* DIRECTIVE: Could you write out the records below exactly as they appear, leaving out any pictures?

[Entries with figure data]

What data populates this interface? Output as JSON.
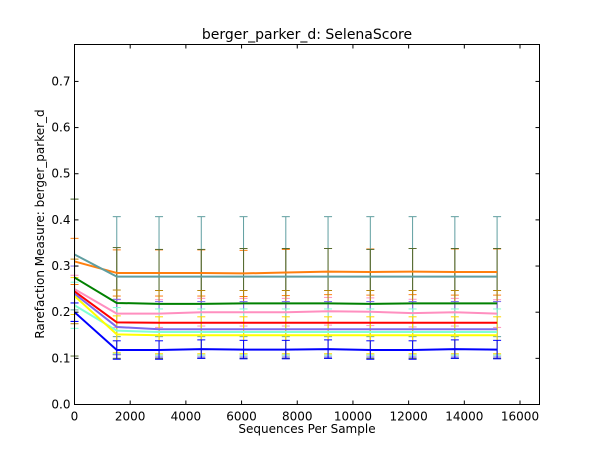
{
  "chart_data": {
    "type": "line",
    "title": "berger_parker_d: SelenaScore",
    "xlabel": "Sequences Per Sample",
    "ylabel": "Rarefaction Measure: berger_parker_d",
    "xlim": [
      0,
      16700
    ],
    "ylim": [
      0,
      0.78
    ],
    "xticks": [
      0,
      2000,
      4000,
      6000,
      8000,
      10000,
      12000,
      14000,
      16000
    ],
    "yticks": [
      0.0,
      0.1,
      0.2,
      0.3,
      0.4,
      0.5,
      0.6,
      0.7
    ],
    "x": [
      1,
      1518,
      3036,
      4553,
      6071,
      7589,
      9106,
      10624,
      12142,
      13660,
      15177
    ],
    "grid": false,
    "series": [
      {
        "color": "#ff7f0e",
        "values": [
          0.31,
          0.285,
          0.285,
          0.285,
          0.284,
          0.286,
          0.288,
          0.287,
          0.288,
          0.287,
          0.287
        ],
        "err_lo": [
          0.05,
          0.05,
          0.05,
          0.05,
          0.05,
          0.05,
          0.05,
          0.05,
          0.05,
          0.05,
          0.05
        ],
        "err_hi": [
          0.05,
          0.05,
          0.05,
          0.05,
          0.05,
          0.05,
          0.05,
          0.05,
          0.05,
          0.05,
          0.05
        ],
        "err_color": "#ff7f0e"
      },
      {
        "color": "#5f9ea0",
        "values": [
          0.325,
          0.277,
          0.277,
          0.277,
          0.277,
          0.277,
          0.277,
          0.277,
          0.277,
          0.277,
          0.277
        ],
        "err_lo": [
          0.12,
          0.13,
          0.13,
          0.13,
          0.13,
          0.13,
          0.13,
          0.13,
          0.13,
          0.13,
          0.13
        ],
        "err_hi": [
          0.12,
          0.13,
          0.13,
          0.13,
          0.13,
          0.13,
          0.13,
          0.13,
          0.13,
          0.13,
          0.13
        ],
        "err_color": "#5f9ea0"
      },
      {
        "color": "#008000",
        "values": [
          0.275,
          0.22,
          0.218,
          0.218,
          0.219,
          0.219,
          0.219,
          0.218,
          0.219,
          0.219,
          0.219
        ],
        "err_lo": [
          0.17,
          0.12,
          0.118,
          0.118,
          0.119,
          0.119,
          0.119,
          0.118,
          0.119,
          0.119,
          0.119
        ],
        "err_hi": [
          0.17,
          0.12,
          0.118,
          0.118,
          0.119,
          0.119,
          0.119,
          0.118,
          0.119,
          0.119,
          0.119
        ],
        "err_color": "#556b2f"
      },
      {
        "color": "#ff8fbf",
        "values": [
          0.25,
          0.197,
          0.197,
          0.2,
          0.2,
          0.2,
          0.202,
          0.201,
          0.198,
          0.2,
          0.197
        ],
        "err_lo": [
          0.03,
          0.03,
          0.03,
          0.03,
          0.03,
          0.03,
          0.03,
          0.03,
          0.03,
          0.03,
          0.03
        ],
        "err_hi": [
          0.03,
          0.03,
          0.03,
          0.03,
          0.03,
          0.03,
          0.03,
          0.03,
          0.03,
          0.03,
          0.03
        ],
        "err_color": "#ff8fbf"
      },
      {
        "color": "#ff0000",
        "values": [
          0.245,
          0.178,
          0.177,
          0.177,
          0.177,
          0.177,
          0.177,
          0.177,
          0.177,
          0.177,
          0.177
        ],
        "err_lo": [
          0.07,
          0.07,
          0.07,
          0.07,
          0.07,
          0.07,
          0.07,
          0.07,
          0.07,
          0.07,
          0.07
        ],
        "err_hi": [
          0.07,
          0.07,
          0.07,
          0.07,
          0.07,
          0.07,
          0.07,
          0.07,
          0.07,
          0.07,
          0.07
        ],
        "err_color": "#b8860b"
      },
      {
        "color": "#7b68ee",
        "values": [
          0.24,
          0.168,
          0.163,
          0.163,
          0.163,
          0.163,
          0.163,
          0.163,
          0.163,
          0.163,
          0.163
        ],
        "err_lo": [
          0.06,
          0.06,
          0.06,
          0.06,
          0.06,
          0.06,
          0.06,
          0.06,
          0.06,
          0.06,
          0.06
        ],
        "err_hi": [
          0.06,
          0.06,
          0.06,
          0.06,
          0.06,
          0.06,
          0.06,
          0.06,
          0.06,
          0.06,
          0.06
        ],
        "err_color": "#7b68ee"
      },
      {
        "color": "#7fffd4",
        "values": [
          0.215,
          0.16,
          0.157,
          0.157,
          0.157,
          0.157,
          0.157,
          0.157,
          0.157,
          0.157,
          0.157
        ],
        "err_lo": [
          0.05,
          0.05,
          0.05,
          0.05,
          0.05,
          0.05,
          0.05,
          0.05,
          0.05,
          0.05,
          0.05
        ],
        "err_hi": [
          0.05,
          0.05,
          0.05,
          0.05,
          0.05,
          0.05,
          0.05,
          0.05,
          0.05,
          0.05,
          0.05
        ],
        "err_color": "#7fffd4"
      },
      {
        "color": "#ffff00",
        "values": [
          0.235,
          0.152,
          0.15,
          0.15,
          0.15,
          0.15,
          0.15,
          0.15,
          0.15,
          0.15,
          0.15
        ],
        "err_lo": [
          0.04,
          0.04,
          0.04,
          0.04,
          0.04,
          0.04,
          0.04,
          0.04,
          0.04,
          0.04,
          0.04
        ],
        "err_hi": [
          0.04,
          0.04,
          0.04,
          0.04,
          0.04,
          0.04,
          0.04,
          0.04,
          0.04,
          0.04,
          0.04
        ],
        "err_color": "#ffd700"
      },
      {
        "color": "#0000ff",
        "values": [
          0.2,
          0.118,
          0.118,
          0.12,
          0.119,
          0.119,
          0.12,
          0.118,
          0.118,
          0.12,
          0.119
        ],
        "err_lo": [
          0.02,
          0.02,
          0.02,
          0.02,
          0.02,
          0.02,
          0.02,
          0.02,
          0.02,
          0.02,
          0.02
        ],
        "err_hi": [
          0.02,
          0.02,
          0.02,
          0.02,
          0.02,
          0.02,
          0.02,
          0.02,
          0.02,
          0.02,
          0.02
        ],
        "err_color": "#0000ff"
      }
    ]
  }
}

* CORRECT ANSWER:
What data populates this interface? Output as JSON.
{
  "chart_data": {
    "type": "line",
    "title": "berger_parker_d: SelenaScore",
    "xlabel": "Sequences Per Sample",
    "ylabel": "Rarefaction Measure: berger_parker_d",
    "xlim": [
      0,
      16700
    ],
    "ylim": [
      0,
      0.78
    ],
    "xticks": [
      0,
      2000,
      4000,
      6000,
      8000,
      10000,
      12000,
      14000,
      16000
    ],
    "yticks": [
      0.0,
      0.1,
      0.2,
      0.3,
      0.4,
      0.5,
      0.6,
      0.7
    ],
    "x": [
      1,
      1518,
      3036,
      4553,
      6071,
      7589,
      9106,
      10624,
      12142,
      13660,
      15177
    ],
    "grid": false,
    "series": [
      {
        "color": "#ff7f0e",
        "values": [
          0.31,
          0.285,
          0.285,
          0.285,
          0.284,
          0.286,
          0.288,
          0.287,
          0.288,
          0.287,
          0.287
        ],
        "err_lo": [
          0.05,
          0.05,
          0.05,
          0.05,
          0.05,
          0.05,
          0.05,
          0.05,
          0.05,
          0.05,
          0.05
        ],
        "err_hi": [
          0.05,
          0.05,
          0.05,
          0.05,
          0.05,
          0.05,
          0.05,
          0.05,
          0.05,
          0.05,
          0.05
        ],
        "err_color": "#ff7f0e"
      },
      {
        "color": "#5f9ea0",
        "values": [
          0.325,
          0.277,
          0.277,
          0.277,
          0.277,
          0.277,
          0.277,
          0.277,
          0.277,
          0.277,
          0.277
        ],
        "err_lo": [
          0.12,
          0.13,
          0.13,
          0.13,
          0.13,
          0.13,
          0.13,
          0.13,
          0.13,
          0.13,
          0.13
        ],
        "err_hi": [
          0.12,
          0.13,
          0.13,
          0.13,
          0.13,
          0.13,
          0.13,
          0.13,
          0.13,
          0.13,
          0.13
        ],
        "err_color": "#5f9ea0"
      },
      {
        "color": "#008000",
        "values": [
          0.275,
          0.22,
          0.218,
          0.218,
          0.219,
          0.219,
          0.219,
          0.218,
          0.219,
          0.219,
          0.219
        ],
        "err_lo": [
          0.17,
          0.12,
          0.118,
          0.118,
          0.119,
          0.119,
          0.119,
          0.118,
          0.119,
          0.119,
          0.119
        ],
        "err_hi": [
          0.17,
          0.12,
          0.118,
          0.118,
          0.119,
          0.119,
          0.119,
          0.118,
          0.119,
          0.119,
          0.119
        ],
        "err_color": "#556b2f"
      },
      {
        "color": "#ff8fbf",
        "values": [
          0.25,
          0.197,
          0.197,
          0.2,
          0.2,
          0.2,
          0.202,
          0.201,
          0.198,
          0.2,
          0.197
        ],
        "err_lo": [
          0.03,
          0.03,
          0.03,
          0.03,
          0.03,
          0.03,
          0.03,
          0.03,
          0.03,
          0.03,
          0.03
        ],
        "err_hi": [
          0.03,
          0.03,
          0.03,
          0.03,
          0.03,
          0.03,
          0.03,
          0.03,
          0.03,
          0.03,
          0.03
        ],
        "err_color": "#ff8fbf"
      },
      {
        "color": "#ff0000",
        "values": [
          0.245,
          0.178,
          0.177,
          0.177,
          0.177,
          0.177,
          0.177,
          0.177,
          0.177,
          0.177,
          0.177
        ],
        "err_lo": [
          0.07,
          0.07,
          0.07,
          0.07,
          0.07,
          0.07,
          0.07,
          0.07,
          0.07,
          0.07,
          0.07
        ],
        "err_hi": [
          0.07,
          0.07,
          0.07,
          0.07,
          0.07,
          0.07,
          0.07,
          0.07,
          0.07,
          0.07,
          0.07
        ],
        "err_color": "#b8860b"
      },
      {
        "color": "#7b68ee",
        "values": [
          0.24,
          0.168,
          0.163,
          0.163,
          0.163,
          0.163,
          0.163,
          0.163,
          0.163,
          0.163,
          0.163
        ],
        "err_lo": [
          0.06,
          0.06,
          0.06,
          0.06,
          0.06,
          0.06,
          0.06,
          0.06,
          0.06,
          0.06,
          0.06
        ],
        "err_hi": [
          0.06,
          0.06,
          0.06,
          0.06,
          0.06,
          0.06,
          0.06,
          0.06,
          0.06,
          0.06,
          0.06
        ],
        "err_color": "#7b68ee"
      },
      {
        "color": "#7fffd4",
        "values": [
          0.215,
          0.16,
          0.157,
          0.157,
          0.157,
          0.157,
          0.157,
          0.157,
          0.157,
          0.157,
          0.157
        ],
        "err_lo": [
          0.05,
          0.05,
          0.05,
          0.05,
          0.05,
          0.05,
          0.05,
          0.05,
          0.05,
          0.05,
          0.05
        ],
        "err_hi": [
          0.05,
          0.05,
          0.05,
          0.05,
          0.05,
          0.05,
          0.05,
          0.05,
          0.05,
          0.05,
          0.05
        ],
        "err_color": "#7fffd4"
      },
      {
        "color": "#ffff00",
        "values": [
          0.235,
          0.152,
          0.15,
          0.15,
          0.15,
          0.15,
          0.15,
          0.15,
          0.15,
          0.15,
          0.15
        ],
        "err_lo": [
          0.04,
          0.04,
          0.04,
          0.04,
          0.04,
          0.04,
          0.04,
          0.04,
          0.04,
          0.04,
          0.04
        ],
        "err_hi": [
          0.04,
          0.04,
          0.04,
          0.04,
          0.04,
          0.04,
          0.04,
          0.04,
          0.04,
          0.04,
          0.04
        ],
        "err_color": "#ffd700"
      },
      {
        "color": "#0000ff",
        "values": [
          0.2,
          0.118,
          0.118,
          0.12,
          0.119,
          0.119,
          0.12,
          0.118,
          0.118,
          0.12,
          0.119
        ],
        "err_lo": [
          0.02,
          0.02,
          0.02,
          0.02,
          0.02,
          0.02,
          0.02,
          0.02,
          0.02,
          0.02,
          0.02
        ],
        "err_hi": [
          0.02,
          0.02,
          0.02,
          0.02,
          0.02,
          0.02,
          0.02,
          0.02,
          0.02,
          0.02,
          0.02
        ],
        "err_color": "#0000ff"
      }
    ]
  }
}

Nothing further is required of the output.